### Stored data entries
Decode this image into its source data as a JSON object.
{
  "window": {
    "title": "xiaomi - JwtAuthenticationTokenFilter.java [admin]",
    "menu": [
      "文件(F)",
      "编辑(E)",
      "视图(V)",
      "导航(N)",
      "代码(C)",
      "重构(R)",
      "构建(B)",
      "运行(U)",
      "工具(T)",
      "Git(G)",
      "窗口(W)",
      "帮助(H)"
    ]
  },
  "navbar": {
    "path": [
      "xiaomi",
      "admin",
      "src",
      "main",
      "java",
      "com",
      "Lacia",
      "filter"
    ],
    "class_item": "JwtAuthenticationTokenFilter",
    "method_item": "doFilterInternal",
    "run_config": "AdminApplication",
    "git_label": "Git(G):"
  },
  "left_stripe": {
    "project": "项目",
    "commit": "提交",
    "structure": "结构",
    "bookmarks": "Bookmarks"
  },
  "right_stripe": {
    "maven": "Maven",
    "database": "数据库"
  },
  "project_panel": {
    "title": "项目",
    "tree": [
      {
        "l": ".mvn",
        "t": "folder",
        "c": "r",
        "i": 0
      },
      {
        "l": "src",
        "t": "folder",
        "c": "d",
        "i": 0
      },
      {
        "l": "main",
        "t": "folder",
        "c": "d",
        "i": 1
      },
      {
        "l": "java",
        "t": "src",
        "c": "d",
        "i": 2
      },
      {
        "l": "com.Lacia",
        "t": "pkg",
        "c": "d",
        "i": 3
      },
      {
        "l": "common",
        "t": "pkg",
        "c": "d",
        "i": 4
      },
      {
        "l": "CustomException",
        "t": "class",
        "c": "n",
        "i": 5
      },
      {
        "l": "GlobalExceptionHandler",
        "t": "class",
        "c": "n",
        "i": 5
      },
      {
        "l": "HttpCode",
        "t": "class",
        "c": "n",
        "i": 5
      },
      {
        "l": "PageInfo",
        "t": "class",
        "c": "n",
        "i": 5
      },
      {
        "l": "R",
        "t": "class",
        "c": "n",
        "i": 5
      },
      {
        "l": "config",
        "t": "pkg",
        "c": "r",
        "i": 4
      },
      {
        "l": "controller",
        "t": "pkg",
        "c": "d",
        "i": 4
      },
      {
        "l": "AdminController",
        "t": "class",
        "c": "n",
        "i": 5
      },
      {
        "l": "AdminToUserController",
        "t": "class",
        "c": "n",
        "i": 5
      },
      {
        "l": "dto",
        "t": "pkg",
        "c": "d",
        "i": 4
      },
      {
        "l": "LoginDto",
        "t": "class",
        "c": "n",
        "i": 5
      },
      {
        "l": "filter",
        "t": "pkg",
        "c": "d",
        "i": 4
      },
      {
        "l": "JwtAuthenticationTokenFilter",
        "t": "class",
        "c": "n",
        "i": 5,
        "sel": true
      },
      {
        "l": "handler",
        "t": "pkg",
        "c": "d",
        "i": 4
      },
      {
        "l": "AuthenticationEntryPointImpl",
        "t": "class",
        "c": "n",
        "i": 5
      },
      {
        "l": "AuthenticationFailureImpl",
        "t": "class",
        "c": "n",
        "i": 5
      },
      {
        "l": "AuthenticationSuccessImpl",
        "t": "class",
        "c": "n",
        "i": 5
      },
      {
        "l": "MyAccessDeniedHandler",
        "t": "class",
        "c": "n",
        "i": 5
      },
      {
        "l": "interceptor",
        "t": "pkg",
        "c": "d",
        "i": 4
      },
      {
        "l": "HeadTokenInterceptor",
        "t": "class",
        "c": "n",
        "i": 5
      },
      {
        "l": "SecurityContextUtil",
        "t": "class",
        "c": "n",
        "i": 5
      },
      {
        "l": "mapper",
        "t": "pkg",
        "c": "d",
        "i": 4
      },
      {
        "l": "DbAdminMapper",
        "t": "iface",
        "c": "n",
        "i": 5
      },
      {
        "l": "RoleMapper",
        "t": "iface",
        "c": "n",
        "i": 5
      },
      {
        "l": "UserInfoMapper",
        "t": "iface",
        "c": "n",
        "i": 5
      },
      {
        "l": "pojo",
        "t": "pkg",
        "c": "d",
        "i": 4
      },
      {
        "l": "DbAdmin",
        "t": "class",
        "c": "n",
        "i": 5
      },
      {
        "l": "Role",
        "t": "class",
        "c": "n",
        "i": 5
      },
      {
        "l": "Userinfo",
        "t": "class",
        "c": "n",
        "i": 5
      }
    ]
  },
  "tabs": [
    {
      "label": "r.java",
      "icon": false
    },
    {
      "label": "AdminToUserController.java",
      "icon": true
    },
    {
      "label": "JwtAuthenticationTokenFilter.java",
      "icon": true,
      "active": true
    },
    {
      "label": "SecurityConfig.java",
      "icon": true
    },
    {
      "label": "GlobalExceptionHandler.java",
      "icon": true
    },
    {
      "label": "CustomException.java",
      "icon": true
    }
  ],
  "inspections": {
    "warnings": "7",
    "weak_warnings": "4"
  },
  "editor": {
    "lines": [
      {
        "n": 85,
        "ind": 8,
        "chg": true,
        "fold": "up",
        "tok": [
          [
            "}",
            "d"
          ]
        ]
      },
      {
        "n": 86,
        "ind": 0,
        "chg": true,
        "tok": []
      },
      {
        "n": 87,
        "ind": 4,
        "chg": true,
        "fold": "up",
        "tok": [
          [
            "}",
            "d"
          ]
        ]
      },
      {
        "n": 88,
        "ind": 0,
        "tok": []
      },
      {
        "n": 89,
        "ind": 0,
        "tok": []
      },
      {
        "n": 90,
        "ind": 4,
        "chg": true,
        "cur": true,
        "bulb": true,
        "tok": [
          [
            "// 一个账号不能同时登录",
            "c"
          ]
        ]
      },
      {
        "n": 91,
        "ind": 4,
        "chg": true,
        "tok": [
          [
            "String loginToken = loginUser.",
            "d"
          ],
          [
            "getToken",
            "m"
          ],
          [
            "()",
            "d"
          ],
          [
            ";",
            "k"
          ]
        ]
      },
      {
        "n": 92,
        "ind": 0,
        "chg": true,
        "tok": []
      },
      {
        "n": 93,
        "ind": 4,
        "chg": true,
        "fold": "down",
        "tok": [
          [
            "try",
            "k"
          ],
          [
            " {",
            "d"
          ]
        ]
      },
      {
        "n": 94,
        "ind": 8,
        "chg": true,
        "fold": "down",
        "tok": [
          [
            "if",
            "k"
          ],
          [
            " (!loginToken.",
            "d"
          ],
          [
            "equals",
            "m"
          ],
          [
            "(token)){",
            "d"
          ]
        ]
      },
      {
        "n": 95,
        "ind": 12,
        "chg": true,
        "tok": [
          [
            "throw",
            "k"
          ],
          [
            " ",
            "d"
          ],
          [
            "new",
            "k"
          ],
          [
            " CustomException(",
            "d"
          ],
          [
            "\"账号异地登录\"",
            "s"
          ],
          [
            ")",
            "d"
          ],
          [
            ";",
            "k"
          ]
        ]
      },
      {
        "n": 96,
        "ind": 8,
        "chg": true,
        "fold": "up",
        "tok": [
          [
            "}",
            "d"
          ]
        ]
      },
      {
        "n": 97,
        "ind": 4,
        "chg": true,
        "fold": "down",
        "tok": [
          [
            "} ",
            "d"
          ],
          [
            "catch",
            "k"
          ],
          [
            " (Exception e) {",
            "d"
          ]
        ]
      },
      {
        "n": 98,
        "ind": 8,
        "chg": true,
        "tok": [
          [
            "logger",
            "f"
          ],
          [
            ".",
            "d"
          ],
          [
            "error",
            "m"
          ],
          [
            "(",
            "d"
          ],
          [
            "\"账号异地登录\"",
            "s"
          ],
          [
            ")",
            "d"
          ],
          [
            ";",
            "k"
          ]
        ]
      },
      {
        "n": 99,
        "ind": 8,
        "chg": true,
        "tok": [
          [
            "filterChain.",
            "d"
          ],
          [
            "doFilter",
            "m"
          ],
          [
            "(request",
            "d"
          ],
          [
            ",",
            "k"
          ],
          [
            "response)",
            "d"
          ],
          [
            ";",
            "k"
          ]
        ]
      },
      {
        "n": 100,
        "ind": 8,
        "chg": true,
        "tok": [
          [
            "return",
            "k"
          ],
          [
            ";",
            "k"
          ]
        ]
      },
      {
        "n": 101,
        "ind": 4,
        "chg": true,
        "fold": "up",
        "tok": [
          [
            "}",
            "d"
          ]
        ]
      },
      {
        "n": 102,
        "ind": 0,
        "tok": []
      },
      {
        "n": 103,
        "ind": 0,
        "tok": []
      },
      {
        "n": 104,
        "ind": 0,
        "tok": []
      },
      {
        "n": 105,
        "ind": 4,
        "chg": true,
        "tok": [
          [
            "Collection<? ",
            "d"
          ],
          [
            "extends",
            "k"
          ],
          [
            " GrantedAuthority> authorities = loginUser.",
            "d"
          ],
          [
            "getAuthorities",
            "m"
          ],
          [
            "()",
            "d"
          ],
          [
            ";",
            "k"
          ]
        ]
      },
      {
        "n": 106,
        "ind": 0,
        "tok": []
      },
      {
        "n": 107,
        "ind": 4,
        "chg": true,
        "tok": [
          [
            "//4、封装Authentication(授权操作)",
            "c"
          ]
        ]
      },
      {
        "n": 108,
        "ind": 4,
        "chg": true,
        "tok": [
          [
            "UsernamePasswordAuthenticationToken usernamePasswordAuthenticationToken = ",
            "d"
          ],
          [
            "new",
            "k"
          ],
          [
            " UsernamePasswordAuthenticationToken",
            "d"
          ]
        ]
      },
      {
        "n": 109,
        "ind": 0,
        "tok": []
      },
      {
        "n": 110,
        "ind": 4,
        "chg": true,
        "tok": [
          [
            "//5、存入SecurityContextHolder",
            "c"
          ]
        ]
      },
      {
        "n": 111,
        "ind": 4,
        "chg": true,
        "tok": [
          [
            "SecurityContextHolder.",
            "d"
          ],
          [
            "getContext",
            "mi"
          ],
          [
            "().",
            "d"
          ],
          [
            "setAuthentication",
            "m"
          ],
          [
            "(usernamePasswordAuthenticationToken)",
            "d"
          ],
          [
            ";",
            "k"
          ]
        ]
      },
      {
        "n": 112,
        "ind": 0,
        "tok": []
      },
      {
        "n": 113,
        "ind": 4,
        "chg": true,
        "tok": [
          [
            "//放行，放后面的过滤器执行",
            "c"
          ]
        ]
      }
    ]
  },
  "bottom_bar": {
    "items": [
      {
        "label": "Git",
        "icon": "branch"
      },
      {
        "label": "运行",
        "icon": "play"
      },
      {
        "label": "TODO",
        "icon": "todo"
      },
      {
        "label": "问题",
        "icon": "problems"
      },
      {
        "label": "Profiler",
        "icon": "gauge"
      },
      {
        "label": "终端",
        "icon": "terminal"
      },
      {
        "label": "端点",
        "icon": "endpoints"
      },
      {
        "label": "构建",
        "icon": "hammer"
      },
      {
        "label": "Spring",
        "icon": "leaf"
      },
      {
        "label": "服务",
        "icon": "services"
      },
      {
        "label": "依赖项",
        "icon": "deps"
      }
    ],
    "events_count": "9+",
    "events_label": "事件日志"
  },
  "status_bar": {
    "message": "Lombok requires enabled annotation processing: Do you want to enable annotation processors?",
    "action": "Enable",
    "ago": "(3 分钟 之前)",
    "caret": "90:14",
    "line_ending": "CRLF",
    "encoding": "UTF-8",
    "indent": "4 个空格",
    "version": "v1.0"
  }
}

### Requirements
Where a line of the material above holds the string "CustomException", copy that line.

### Task answer
        "l": "CustomException",
      "label": "CustomException.java",
            " CustomException(",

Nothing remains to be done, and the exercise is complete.